AIM> Send back all the data below, exactly as given.

DATASET>
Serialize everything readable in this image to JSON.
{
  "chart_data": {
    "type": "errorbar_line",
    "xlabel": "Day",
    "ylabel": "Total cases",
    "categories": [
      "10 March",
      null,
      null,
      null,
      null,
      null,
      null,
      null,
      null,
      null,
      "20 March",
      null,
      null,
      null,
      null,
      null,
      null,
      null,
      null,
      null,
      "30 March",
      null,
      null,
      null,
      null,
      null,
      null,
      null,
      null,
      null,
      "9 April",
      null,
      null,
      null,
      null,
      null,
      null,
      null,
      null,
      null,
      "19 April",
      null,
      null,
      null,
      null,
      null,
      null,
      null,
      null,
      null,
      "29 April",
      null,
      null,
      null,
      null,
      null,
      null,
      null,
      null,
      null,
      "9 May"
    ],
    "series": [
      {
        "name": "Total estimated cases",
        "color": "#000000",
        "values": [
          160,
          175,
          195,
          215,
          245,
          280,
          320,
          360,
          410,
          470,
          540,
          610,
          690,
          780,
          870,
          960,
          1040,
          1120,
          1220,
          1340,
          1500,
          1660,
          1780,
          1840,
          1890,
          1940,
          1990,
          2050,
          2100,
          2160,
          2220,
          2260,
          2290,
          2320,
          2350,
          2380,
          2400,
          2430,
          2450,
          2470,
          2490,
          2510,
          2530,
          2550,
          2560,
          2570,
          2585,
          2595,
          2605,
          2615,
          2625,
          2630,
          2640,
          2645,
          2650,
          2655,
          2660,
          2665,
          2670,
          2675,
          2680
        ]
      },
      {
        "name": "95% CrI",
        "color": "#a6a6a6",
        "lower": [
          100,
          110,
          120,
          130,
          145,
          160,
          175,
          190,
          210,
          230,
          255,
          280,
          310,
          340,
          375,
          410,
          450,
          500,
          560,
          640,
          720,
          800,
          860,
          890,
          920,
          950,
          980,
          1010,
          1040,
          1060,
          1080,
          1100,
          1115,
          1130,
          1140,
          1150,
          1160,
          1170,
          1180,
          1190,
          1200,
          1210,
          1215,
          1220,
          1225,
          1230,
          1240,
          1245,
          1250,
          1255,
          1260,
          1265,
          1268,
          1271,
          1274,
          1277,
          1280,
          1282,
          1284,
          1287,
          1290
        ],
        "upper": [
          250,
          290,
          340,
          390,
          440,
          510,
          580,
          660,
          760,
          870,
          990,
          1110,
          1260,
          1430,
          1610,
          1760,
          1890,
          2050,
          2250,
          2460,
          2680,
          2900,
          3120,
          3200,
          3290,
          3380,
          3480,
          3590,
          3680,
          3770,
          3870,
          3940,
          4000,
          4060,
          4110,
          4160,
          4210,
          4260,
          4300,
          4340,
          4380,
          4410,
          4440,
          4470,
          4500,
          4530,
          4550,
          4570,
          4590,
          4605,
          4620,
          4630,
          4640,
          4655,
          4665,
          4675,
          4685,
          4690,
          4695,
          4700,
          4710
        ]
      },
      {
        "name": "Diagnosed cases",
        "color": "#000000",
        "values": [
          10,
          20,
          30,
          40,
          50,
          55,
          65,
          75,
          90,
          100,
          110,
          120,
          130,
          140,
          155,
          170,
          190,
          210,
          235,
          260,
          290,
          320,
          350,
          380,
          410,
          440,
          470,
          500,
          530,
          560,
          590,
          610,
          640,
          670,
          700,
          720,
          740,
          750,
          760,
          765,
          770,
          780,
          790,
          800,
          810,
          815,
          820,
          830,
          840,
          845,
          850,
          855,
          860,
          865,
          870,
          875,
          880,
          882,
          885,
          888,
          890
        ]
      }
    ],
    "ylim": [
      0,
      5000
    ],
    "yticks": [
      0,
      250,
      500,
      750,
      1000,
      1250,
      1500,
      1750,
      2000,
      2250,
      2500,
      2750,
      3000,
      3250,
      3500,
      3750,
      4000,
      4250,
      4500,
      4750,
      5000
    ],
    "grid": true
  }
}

COMPLETED EXERCISE>
Serialize everything readable in this image to JSON.
{
  "chart_data": {
    "type": "errorbar_line",
    "xlabel": "Day",
    "ylabel": "Total cases",
    "categories": [
      "10 March",
      null,
      null,
      null,
      null,
      null,
      null,
      null,
      null,
      null,
      "20 March",
      null,
      null,
      null,
      null,
      null,
      null,
      null,
      null,
      null,
      "30 March",
      null,
      null,
      null,
      null,
      null,
      null,
      null,
      null,
      null,
      "9 April",
      null,
      null,
      null,
      null,
      null,
      null,
      null,
      null,
      null,
      "19 April",
      null,
      null,
      null,
      null,
      null,
      null,
      null,
      null,
      null,
      "29 April",
      null,
      null,
      null,
      null,
      null,
      null,
      null,
      null,
      null,
      "9 May"
    ],
    "series": [
      {
        "name": "Total estimated cases",
        "color": "#000000",
        "values": [
          160,
          175,
          195,
          215,
          245,
          280,
          320,
          360,
          410,
          470,
          540,
          610,
          690,
          780,
          870,
          960,
          1040,
          1120,
          1220,
          1340,
          1500,
          1660,
          1780,
          1840,
          1890,
          1940,
          1990,
          2050,
          2100,
          2160,
          2220,
          2260,
          2290,
          2320,
          2350,
          2380,
          2400,
          2430,
          2450,
          2470,
          2490,
          2510,
          2530,
          2550,
          2560,
          2570,
          2585,
          2595,
          2605,
          2615,
          2625,
          2630,
          2640,
          2645,
          2650,
          2655,
          2660,
          2665,
          2670,
          2675,
          2680
        ]
      },
      {
        "name": "95% CrI",
        "color": "#a6a6a6",
        "lower": [
          100,
          110,
          120,
          130,
          145,
          160,
          175,
          190,
          210,
          230,
          255,
          280,
          310,
          340,
          375,
          410,
          450,
          500,
          560,
          640,
          720,
          800,
          860,
          890,
          920,
          950,
          980,
          1010,
          1040,
          1060,
          1080,
          1100,
          1115,
          1130,
          1140,
          1150,
          1160,
          1170,
          1180,
          1190,
          1200,
          1210,
          1215,
          1220,
          1225,
          1230,
          1240,
          1245,
          1250,
          1255,
          1260,
          1265,
          1268,
          1271,
          1274,
          1277,
          1280,
          1282,
          1284,
          1287,
          1290
        ],
        "upper": [
          250,
          290,
          340,
          390,
          440,
          510,
          580,
          660,
          760,
          870,
          990,
          1110,
          1260,
          1430,
          1610,
          1760,
          1890,
          2050,
          2250,
          2460,
          2680,
          2900,
          3120,
          3200,
          3290,
          3380,
          3480,
          3590,
          3680,
          3770,
          3870,
          3940,
          4000,
          4060,
          4110,
          4160,
          4210,
          4260,
          4300,
          4340,
          4380,
          4410,
          4440,
          4470,
          4500,
          4530,
          4550,
          4570,
          4590,
          4605,
          4620,
          4630,
          4640,
          4655,
          4665,
          4675,
          4685,
          4690,
          4695,
          4700,
          4710
        ]
      },
      {
        "name": "Diagnosed cases",
        "color": "#000000",
        "values": [
          10,
          20,
          30,
          40,
          50,
          55,
          65,
          75,
          90,
          100,
          110,
          120,
          130,
          140,
          155,
          170,
          190,
          210,
          235,
          260,
          290,
          320,
          350,
          380,
          410,
          440,
          470,
          500,
          530,
          560,
          590,
          610,
          640,
          670,
          700,
          720,
          740,
          750,
          760,
          765,
          770,
          780,
          790,
          800,
          810,
          815,
          820,
          830,
          840,
          845,
          850,
          855,
          860,
          865,
          870,
          875,
          880,
          882,
          885,
          888,
          890
        ]
      }
    ],
    "ylim": [
      0,
      5000
    ],
    "yticks": [
      0,
      250,
      500,
      750,
      1000,
      1250,
      1500,
      1750,
      2000,
      2250,
      2500,
      2750,
      3000,
      3250,
      3500,
      3750,
      4000,
      4250,
      4500,
      4750,
      5000
    ],
    "grid": true
  }
}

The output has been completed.